_Set exercise_
Read the entries below and pull out each line with the string "Ultrasonic".

_The records_
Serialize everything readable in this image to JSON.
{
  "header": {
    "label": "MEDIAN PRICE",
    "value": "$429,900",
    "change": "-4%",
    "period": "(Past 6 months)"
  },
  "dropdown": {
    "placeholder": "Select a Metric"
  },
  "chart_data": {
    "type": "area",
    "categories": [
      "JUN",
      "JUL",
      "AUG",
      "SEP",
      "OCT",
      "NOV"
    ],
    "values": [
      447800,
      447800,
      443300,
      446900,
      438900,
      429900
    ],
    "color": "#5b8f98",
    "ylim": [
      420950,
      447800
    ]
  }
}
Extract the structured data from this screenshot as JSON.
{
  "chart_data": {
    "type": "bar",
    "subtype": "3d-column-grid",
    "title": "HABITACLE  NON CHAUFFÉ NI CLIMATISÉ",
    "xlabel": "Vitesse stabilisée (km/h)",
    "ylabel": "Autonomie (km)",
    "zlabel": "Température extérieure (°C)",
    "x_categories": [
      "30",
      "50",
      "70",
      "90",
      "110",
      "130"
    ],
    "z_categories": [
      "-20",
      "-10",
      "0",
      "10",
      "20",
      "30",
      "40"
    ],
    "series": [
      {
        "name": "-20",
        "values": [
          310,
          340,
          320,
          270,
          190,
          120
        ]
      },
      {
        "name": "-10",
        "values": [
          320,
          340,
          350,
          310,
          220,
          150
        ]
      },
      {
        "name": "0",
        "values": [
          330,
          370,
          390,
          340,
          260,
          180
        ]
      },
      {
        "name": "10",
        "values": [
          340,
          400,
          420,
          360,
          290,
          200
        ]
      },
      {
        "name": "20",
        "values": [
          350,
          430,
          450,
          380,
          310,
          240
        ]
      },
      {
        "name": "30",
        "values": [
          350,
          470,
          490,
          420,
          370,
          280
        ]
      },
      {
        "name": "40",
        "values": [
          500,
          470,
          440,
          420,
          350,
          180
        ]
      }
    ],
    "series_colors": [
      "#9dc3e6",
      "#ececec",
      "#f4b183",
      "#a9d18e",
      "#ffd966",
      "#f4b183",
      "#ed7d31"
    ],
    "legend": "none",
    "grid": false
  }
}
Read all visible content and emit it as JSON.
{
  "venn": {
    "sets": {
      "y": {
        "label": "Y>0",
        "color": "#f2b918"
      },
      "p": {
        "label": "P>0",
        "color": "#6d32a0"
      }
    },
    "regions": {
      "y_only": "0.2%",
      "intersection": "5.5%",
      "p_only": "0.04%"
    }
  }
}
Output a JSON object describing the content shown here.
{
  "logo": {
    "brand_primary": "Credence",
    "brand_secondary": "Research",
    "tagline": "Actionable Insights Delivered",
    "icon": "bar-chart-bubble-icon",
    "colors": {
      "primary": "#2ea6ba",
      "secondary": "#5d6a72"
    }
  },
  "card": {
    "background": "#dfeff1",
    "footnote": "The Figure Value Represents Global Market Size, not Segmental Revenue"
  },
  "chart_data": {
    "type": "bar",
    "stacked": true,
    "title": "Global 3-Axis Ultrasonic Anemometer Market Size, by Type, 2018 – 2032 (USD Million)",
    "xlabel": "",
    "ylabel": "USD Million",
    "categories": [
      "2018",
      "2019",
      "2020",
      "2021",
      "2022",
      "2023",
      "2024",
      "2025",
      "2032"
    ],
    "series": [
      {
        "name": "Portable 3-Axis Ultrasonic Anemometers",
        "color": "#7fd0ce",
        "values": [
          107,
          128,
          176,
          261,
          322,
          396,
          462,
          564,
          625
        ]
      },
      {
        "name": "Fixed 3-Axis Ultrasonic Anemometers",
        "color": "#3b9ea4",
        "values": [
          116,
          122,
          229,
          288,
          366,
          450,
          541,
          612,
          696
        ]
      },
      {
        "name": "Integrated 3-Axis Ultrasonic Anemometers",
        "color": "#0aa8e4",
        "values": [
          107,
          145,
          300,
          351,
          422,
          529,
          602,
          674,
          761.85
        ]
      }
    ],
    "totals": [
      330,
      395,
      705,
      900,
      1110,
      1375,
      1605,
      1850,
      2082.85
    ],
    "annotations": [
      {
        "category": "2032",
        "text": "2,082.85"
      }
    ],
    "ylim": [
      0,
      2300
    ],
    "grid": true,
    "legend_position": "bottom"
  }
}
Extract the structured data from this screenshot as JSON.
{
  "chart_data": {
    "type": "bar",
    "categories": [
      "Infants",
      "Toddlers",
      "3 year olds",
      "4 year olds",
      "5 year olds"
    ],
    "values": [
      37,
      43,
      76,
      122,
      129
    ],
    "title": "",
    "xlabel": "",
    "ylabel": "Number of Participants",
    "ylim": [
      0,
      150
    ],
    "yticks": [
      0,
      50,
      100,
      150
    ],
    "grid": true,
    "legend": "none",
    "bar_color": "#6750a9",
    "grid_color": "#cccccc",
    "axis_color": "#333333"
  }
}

_Task response_
    "title": "Global 3-Axis Ultrasonic Anemometer Market Size, by Type, 2018 – 2032 (USD Million)",
        "name": "Portable 3-Axis Ultrasonic Anemometers",
        "name": "Fixed 3-Axis Ultrasonic Anemometers",
        "name": "Integrated 3-Axis Ultrasonic Anemometers",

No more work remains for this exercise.